- _Task goal_
Determine which lines contain the word "name", then copy those lines.
----------------------------------------
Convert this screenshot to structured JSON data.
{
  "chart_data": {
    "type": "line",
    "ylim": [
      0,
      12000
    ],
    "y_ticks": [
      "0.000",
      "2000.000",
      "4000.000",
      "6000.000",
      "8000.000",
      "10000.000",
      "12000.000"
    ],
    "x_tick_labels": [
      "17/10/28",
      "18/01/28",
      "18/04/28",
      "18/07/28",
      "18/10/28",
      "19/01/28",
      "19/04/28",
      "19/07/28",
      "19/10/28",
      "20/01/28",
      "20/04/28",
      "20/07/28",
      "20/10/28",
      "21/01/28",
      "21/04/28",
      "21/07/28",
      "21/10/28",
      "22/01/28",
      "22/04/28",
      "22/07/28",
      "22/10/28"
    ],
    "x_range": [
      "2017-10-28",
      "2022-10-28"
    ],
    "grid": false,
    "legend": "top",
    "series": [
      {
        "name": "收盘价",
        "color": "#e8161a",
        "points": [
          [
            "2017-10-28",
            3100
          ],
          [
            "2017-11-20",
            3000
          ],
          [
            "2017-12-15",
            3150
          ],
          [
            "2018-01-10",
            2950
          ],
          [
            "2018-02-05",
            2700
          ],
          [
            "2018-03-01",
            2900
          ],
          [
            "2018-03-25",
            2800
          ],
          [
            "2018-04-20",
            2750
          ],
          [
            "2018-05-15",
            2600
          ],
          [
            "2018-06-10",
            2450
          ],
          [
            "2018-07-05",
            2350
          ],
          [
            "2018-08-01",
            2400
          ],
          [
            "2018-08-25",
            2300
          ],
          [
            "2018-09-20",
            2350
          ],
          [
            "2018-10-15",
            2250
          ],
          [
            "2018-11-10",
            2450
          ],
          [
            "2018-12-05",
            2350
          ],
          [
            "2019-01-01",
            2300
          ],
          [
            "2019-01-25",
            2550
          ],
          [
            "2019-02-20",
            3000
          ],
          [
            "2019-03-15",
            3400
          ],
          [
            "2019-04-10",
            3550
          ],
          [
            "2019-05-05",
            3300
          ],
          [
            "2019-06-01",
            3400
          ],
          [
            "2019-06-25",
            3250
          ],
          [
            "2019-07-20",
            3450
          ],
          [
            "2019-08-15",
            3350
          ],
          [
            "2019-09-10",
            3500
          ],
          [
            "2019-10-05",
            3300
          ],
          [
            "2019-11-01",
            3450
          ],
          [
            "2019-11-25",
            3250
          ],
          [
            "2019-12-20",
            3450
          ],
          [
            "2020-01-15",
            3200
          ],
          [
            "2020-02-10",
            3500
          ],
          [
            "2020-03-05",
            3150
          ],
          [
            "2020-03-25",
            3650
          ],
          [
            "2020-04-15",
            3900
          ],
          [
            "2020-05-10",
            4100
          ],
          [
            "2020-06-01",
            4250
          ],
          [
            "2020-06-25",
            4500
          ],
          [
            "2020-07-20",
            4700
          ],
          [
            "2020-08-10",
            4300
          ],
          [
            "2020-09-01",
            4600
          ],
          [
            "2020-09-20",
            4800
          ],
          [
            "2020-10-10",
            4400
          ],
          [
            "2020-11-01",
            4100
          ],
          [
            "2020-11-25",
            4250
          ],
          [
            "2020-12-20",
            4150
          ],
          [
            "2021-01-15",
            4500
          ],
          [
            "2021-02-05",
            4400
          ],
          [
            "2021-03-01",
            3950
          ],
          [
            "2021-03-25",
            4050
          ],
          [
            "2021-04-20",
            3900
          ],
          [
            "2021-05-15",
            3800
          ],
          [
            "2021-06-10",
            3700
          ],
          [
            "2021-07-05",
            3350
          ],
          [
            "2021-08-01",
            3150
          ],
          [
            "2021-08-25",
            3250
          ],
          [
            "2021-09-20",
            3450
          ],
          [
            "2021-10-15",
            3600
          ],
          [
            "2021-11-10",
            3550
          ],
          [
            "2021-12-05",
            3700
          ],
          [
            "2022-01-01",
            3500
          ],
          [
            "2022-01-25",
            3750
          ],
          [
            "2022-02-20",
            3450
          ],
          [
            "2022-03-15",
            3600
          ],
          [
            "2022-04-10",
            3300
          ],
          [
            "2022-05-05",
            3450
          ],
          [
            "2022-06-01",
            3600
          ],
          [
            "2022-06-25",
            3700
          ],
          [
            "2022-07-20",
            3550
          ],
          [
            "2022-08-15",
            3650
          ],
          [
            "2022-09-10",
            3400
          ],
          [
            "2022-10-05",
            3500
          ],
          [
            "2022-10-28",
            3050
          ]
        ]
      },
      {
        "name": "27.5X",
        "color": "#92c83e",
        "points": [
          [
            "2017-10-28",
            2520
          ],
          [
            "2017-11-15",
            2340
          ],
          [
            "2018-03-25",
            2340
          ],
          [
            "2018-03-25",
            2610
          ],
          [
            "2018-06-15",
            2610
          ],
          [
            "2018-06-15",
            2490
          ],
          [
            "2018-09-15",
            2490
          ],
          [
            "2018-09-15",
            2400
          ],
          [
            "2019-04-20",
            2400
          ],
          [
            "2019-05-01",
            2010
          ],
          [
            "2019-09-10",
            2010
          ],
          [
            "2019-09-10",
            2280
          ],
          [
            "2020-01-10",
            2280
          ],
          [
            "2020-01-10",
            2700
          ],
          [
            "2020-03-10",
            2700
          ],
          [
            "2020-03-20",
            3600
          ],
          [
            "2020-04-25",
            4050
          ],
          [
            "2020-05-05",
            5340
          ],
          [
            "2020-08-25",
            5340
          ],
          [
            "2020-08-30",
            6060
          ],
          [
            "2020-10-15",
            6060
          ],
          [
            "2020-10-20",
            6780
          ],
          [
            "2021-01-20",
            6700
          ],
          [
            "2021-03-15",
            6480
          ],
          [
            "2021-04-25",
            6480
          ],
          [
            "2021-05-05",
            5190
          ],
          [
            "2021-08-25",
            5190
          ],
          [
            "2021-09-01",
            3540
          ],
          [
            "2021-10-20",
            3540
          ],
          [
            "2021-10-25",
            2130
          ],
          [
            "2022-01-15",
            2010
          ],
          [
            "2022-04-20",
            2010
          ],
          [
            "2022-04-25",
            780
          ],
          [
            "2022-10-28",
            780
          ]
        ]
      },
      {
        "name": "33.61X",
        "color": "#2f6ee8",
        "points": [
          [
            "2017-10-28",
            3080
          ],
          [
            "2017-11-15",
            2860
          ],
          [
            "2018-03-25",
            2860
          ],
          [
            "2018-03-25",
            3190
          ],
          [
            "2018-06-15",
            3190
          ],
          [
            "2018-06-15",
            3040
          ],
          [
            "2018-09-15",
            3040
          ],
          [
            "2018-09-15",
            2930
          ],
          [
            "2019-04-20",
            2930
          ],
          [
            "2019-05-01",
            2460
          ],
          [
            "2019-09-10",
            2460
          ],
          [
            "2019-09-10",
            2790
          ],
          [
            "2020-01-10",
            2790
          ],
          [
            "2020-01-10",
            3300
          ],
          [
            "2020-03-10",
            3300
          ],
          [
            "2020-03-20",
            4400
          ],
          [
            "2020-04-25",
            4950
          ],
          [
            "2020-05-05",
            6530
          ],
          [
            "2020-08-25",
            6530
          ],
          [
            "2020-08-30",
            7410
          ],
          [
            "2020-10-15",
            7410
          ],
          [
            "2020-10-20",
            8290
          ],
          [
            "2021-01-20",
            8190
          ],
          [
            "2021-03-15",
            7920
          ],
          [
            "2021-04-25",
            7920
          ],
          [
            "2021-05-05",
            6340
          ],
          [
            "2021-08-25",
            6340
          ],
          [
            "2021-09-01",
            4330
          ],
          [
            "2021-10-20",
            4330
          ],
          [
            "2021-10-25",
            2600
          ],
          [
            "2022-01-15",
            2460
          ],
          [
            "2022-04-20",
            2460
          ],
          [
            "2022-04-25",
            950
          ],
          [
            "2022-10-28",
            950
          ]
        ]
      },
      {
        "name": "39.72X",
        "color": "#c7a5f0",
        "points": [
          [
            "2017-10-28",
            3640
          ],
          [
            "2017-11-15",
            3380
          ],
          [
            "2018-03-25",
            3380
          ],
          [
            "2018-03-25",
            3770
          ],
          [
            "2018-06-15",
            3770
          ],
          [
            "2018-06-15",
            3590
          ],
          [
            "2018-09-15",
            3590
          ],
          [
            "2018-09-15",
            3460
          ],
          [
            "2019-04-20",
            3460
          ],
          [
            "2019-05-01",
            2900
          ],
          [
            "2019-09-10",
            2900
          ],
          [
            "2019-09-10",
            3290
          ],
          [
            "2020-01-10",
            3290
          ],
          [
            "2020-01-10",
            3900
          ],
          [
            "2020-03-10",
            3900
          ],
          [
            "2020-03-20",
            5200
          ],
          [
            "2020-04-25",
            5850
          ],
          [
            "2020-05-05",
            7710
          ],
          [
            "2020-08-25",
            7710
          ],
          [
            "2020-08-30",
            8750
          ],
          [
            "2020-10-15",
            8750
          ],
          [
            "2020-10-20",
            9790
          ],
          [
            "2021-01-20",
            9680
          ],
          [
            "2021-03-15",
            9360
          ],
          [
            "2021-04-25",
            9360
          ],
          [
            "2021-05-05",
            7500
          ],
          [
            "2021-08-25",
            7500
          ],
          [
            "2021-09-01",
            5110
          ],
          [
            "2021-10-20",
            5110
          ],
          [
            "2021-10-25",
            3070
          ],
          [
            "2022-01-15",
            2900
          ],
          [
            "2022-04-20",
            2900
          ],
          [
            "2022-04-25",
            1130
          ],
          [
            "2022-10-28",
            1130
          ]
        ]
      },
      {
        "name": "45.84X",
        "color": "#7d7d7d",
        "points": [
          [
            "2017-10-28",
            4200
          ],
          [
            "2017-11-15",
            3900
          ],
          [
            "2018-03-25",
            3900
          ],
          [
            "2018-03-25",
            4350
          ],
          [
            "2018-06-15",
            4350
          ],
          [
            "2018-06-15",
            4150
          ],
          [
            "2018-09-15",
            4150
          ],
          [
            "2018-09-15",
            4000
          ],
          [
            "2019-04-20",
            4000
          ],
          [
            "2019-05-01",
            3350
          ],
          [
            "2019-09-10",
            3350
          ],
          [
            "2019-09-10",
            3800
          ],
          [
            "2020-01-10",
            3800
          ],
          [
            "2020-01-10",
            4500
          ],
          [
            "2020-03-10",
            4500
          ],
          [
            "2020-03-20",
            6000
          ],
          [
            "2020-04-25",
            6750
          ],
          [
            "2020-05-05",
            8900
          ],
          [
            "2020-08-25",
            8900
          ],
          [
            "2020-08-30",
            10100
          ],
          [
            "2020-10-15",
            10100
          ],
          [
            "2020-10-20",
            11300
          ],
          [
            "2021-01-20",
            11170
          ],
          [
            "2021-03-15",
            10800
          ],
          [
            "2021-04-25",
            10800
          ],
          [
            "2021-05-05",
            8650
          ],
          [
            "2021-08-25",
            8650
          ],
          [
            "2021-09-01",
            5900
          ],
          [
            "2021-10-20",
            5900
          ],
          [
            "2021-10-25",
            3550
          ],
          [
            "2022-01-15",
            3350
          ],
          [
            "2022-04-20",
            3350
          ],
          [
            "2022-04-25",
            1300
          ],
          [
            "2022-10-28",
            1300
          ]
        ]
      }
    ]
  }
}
----------------------------------------
- _Exercise solution_
        "name": "收盘价",
        "name": "27.5X",
        "name": "33.61X",
        "name": "39.72X",
        "name": "45.84X",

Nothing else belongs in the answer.